# What is being asked
Locate all lines with the word "desc". Copy them.

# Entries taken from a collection

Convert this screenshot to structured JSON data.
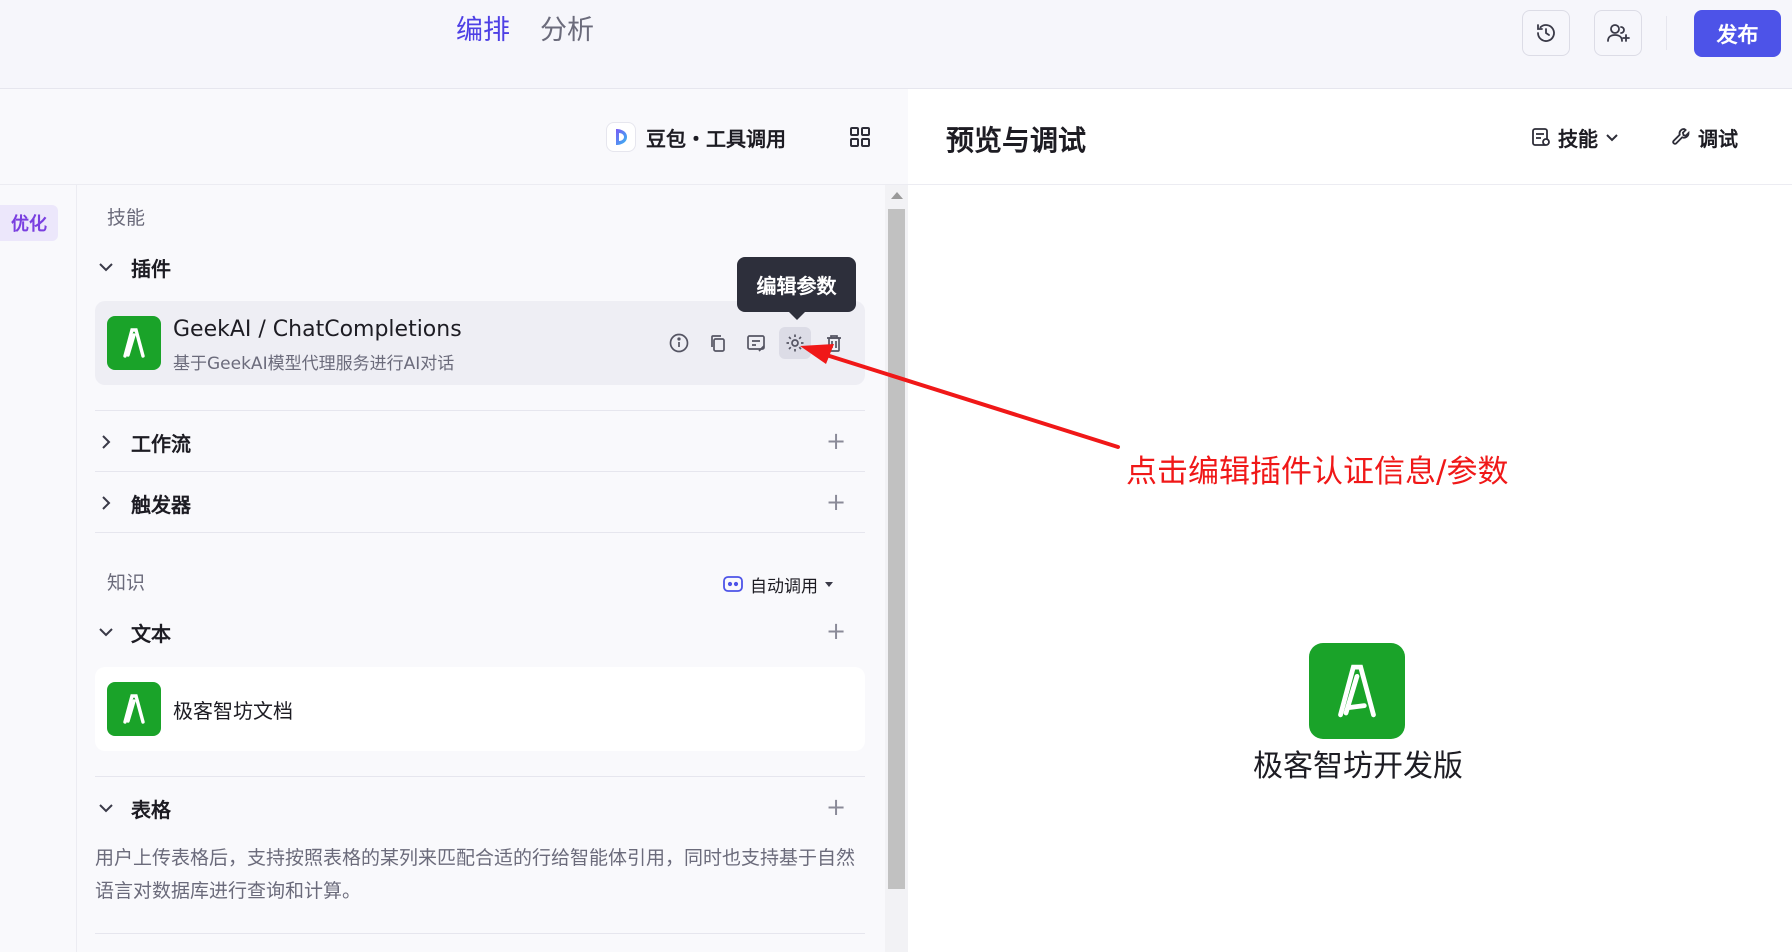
{
  "header": {
    "tabs": [
      {
        "label": "编排",
        "active": true
      },
      {
        "label": "分析",
        "active": false
      }
    ],
    "publish_label": "发布",
    "icons": [
      "history-icon",
      "add-collaborator-icon"
    ]
  },
  "left": {
    "model": {
      "name": "豆包・工具调用"
    },
    "optimize_label": "优化",
    "skills": {
      "label": "技能",
      "plugins": {
        "title": "插件",
        "items": [
          {
            "name": "GeekAI / ChatCompletions",
            "desc": "基于GeekAI模型代理服务进行AI对话"
          }
        ]
      },
      "workflow": {
        "title": "工作流"
      },
      "trigger": {
        "title": "触发器"
      }
    },
    "tooltip": "编辑参数",
    "knowledge": {
      "label": "知识",
      "auto_call": "自动调用",
      "text": {
        "title": "文本",
        "items": [
          {
            "name": "极客智坊文档"
          }
        ]
      },
      "table": {
        "title": "表格",
        "desc": "用户上传表格后，支持按照表格的某列来匹配合适的行给智能体引用，同时也支持基于自然语言对数据库进行查询和计算。"
      }
    }
  },
  "right": {
    "title": "预览与调试",
    "skills_label": "技能",
    "debug_label": "调试",
    "bot_name": "极客智坊开发版"
  },
  "annotation": {
    "text": "点击编辑插件认证信息/参数",
    "color": "#f01818"
  },
  "colors": {
    "accent": "#4d53e8",
    "tab_active": "#4e40e5",
    "app_green": "#1aa329"
  }
}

# Task answer
            "desc": "基于GeekAI模型代理服务进行AI对话"
        "desc": "用户上传表格后，支持按照表格的某列来匹配合适的行给智能体引用，同时也支持基于自然语言对数据库进行查询和计算。"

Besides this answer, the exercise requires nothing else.